- _Extrait du texte_
++++
Le musée d’Orsay propose pendant l’été pas moins de cinq expositions différentes, aux sujets aussi variés que les correspondances de Van Gogh et Chamberlain, l’architecture ou encore la main, thème central d’un regroupement de portraits photographiques de mains anonymes comme de mains plus célèbres (celles de François Pompon, d’Edgar Degas, etc.). Ajoutons que ces visites peuvent se faire avec conférenciers, ce qui ne manquera pas de rassurer les curieux avides de réponses, et ce, jusque septembre, de quoi profiter un peu de l’été pour se cultiver avant la rentrée.

Si, après le musée d’Orsay, il vous prend l’envie de marcher jusqu’à l’Assemblée Nationale (métro 12 pour les fatigués !) et d’admirer l’architecture exceptionnelle du palais Bourbon, suivez au sortir de la place la rue de Bourgogne et arrêtez-vous au numéro 30.

Une porte en bois grande ouverte, une petite salle qui ne paie pas de mine, des poutres apparentes, des étagères de livres au mur sud, une ambiance chaleureuse pour un lieu de rencontres et de discussions : vous êtes au Club des poètes. L’enseigne est assez modeste et facile à manquer ; cependant, vous serez facilement piqués de curiosité par quelques peintures qui s’exposent, ci et là, sur les murs et dans l’entrée.
++++
- _Données d'analyse de la mise en page de documents_
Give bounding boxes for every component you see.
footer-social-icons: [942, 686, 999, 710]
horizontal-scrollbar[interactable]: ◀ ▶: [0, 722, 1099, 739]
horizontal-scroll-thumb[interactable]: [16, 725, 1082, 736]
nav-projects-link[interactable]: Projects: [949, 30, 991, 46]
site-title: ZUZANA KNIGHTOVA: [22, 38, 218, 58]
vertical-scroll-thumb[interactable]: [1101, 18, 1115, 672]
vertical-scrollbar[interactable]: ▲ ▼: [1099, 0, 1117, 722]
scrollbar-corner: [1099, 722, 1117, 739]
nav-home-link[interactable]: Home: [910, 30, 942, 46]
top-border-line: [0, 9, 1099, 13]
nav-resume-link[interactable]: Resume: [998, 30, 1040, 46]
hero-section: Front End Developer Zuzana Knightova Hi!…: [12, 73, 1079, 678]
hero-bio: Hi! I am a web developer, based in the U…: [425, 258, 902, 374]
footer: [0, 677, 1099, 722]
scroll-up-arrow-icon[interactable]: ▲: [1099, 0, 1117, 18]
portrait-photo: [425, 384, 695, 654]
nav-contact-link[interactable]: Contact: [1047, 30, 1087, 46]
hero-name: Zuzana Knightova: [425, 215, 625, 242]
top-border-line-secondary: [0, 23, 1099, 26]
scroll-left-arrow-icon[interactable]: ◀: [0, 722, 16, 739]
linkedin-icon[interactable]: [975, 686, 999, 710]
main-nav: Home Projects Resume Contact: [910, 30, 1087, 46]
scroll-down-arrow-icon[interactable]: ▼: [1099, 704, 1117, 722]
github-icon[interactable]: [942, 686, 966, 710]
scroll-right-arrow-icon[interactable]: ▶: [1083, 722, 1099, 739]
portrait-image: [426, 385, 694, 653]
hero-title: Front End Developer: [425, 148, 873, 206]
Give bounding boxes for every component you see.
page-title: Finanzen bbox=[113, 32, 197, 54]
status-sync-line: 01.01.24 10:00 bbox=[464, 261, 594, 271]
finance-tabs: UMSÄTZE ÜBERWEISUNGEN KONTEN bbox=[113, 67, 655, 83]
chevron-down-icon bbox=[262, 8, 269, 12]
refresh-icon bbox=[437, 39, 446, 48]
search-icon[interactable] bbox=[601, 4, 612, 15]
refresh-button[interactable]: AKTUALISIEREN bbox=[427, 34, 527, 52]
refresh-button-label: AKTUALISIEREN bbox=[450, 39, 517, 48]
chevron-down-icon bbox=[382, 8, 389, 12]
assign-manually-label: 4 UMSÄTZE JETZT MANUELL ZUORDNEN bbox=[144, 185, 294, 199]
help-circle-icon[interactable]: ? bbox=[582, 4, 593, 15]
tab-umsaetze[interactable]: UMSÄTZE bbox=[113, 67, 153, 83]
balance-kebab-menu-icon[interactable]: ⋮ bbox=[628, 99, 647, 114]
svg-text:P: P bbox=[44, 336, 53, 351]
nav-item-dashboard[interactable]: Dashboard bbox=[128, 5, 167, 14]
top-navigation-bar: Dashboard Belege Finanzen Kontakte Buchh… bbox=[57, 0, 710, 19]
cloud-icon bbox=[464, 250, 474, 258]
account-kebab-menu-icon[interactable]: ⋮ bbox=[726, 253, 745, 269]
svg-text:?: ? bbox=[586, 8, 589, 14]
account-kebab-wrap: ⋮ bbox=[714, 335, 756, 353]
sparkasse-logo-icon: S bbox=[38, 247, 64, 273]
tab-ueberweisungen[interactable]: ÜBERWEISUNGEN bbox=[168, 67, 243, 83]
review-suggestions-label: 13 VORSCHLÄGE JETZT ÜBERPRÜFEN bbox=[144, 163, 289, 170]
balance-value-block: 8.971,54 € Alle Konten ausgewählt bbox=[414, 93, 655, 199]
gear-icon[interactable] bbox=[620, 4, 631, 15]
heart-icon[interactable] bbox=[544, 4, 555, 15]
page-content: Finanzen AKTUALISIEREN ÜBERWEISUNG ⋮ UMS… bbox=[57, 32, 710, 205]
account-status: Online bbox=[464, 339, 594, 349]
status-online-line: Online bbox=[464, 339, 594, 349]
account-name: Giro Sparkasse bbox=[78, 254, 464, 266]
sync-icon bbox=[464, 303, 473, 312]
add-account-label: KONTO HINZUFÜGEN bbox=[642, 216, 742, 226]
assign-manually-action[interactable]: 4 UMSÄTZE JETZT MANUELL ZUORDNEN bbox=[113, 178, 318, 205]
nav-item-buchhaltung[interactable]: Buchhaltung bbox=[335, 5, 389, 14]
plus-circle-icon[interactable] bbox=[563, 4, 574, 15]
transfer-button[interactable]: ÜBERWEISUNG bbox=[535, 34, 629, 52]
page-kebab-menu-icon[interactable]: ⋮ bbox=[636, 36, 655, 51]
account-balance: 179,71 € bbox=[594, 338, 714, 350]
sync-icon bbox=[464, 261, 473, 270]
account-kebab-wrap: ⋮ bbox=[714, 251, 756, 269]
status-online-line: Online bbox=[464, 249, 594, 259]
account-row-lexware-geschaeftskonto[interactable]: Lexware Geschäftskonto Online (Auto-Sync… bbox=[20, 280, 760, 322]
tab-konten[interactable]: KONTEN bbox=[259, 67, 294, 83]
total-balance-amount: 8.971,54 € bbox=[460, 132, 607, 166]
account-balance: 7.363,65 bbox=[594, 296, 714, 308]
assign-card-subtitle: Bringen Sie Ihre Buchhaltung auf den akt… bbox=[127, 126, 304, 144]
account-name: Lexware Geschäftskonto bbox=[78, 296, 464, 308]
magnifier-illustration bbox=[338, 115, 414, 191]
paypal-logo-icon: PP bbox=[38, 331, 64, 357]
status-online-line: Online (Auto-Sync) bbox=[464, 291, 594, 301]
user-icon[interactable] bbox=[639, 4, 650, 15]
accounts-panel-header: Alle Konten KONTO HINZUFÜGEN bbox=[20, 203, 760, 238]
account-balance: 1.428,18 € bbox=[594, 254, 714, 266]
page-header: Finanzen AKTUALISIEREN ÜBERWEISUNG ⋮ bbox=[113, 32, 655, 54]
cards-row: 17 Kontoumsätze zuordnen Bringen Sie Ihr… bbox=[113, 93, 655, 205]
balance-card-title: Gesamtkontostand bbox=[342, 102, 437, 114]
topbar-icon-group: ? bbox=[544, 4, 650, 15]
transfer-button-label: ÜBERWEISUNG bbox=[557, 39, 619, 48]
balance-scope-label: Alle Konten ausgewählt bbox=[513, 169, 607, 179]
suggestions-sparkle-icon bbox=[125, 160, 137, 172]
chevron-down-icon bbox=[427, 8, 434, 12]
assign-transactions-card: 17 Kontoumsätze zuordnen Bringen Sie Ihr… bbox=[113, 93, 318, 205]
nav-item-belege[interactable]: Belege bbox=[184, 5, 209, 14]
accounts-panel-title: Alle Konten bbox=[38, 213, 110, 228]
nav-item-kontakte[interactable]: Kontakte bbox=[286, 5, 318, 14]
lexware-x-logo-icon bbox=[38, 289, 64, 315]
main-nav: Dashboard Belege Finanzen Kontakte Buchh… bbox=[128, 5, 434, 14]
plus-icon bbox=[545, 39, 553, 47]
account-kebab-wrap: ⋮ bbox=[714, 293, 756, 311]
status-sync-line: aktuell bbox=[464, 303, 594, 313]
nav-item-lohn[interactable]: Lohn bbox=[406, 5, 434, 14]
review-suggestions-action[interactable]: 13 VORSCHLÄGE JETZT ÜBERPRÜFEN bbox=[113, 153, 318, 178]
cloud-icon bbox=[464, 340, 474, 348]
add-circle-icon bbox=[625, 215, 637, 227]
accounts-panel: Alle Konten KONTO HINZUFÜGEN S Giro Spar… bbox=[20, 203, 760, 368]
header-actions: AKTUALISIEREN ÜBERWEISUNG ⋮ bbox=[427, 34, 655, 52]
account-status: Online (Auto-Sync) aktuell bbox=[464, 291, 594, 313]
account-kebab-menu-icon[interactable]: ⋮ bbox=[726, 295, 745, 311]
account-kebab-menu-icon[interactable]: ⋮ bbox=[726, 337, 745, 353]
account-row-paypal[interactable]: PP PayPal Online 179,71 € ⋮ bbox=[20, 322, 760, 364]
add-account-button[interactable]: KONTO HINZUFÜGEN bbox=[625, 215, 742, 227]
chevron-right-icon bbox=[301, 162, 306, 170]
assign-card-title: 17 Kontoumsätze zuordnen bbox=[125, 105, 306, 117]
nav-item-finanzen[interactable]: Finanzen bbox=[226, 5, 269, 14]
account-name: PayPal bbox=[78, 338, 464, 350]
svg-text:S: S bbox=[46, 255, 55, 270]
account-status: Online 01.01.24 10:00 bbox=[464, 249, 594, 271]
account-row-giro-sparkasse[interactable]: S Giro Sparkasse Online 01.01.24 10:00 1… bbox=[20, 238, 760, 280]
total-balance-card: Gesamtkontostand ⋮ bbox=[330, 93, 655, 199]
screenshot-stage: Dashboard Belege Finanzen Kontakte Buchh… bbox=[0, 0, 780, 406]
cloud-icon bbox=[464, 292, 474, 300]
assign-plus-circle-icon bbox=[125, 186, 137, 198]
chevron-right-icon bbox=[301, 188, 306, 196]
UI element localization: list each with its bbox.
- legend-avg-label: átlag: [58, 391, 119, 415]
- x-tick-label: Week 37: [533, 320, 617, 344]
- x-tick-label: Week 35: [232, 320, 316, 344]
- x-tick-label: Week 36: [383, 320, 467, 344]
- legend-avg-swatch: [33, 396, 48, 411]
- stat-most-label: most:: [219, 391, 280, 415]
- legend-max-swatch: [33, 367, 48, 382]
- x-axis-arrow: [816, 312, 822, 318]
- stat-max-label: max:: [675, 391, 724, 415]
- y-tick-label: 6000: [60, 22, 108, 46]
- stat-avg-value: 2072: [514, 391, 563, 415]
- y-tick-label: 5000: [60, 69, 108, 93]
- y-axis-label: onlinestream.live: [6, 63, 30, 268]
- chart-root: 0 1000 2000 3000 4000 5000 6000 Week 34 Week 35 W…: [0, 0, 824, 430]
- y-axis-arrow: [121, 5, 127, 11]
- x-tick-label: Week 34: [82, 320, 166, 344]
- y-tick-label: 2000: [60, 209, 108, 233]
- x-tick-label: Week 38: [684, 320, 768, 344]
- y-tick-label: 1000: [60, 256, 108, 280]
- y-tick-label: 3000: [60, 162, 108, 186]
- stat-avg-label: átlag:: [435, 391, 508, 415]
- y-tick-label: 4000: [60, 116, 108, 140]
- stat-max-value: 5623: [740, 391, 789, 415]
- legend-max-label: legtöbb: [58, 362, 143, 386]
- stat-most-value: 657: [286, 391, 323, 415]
++++
- _Questions_
#1 Dans le texte sur le musée d'Orsay et le Club des poètes, à quel numéro de la rue de Bourgogne le lecteur doit-il s'arrêter ?
#2 Rédigez la suite du texte sur le musée d'Orsay et le Club des poètes, en partant de sa dernière phrase.

- _Réponses_
#1 Au numéro 30.

#2
En plein septième arrondissement, à deux pas de l’Assemblée Nationale, ce petit restaurant (dans un bâtiment vieux de plus de deux siècles) est d’autant plus surprenant que ces prix sont tout-à-fait abordables pour des tartes aux fruits, des gâteaux au chocolat et du jus de pomme faits maison. Intéressant donc de s’y arrêter pour le coup d’œil, le coup de langue et le tarif, mais aussi pour l’ambiance familiale et l’animation : comme son nom l’indique, le club s’avère amateur de poésie et, deux soirs par semaine, pendant le dîner, les clients ont le loisir d’entendre certains des plus beaux textes choisis avec soin parmi la littérature internationale.

En même temps, pour celui qui ne prêtera qu’une oreille distraite à cette démonstration de culture, les tableaux sur les murs imitent leur auteur : plantés dans le décor pour mieux vous observer. Les cheveux grisonnants et une queue de cheval, Yan Bany, artiste peintre, passe de la salle à la cuisine, de la cuisine au comptoir, appréciant l’endroit dont il est à l’image, accueillant et modeste. Il vous racontera volontiers, si vous prenez le temps de le lui demander, sa force à peindre et son plaisir à exposer dans cet endroit, en « attendant de me faire connaître ».

A déguster cet été en juillet. Réouverture en septembre.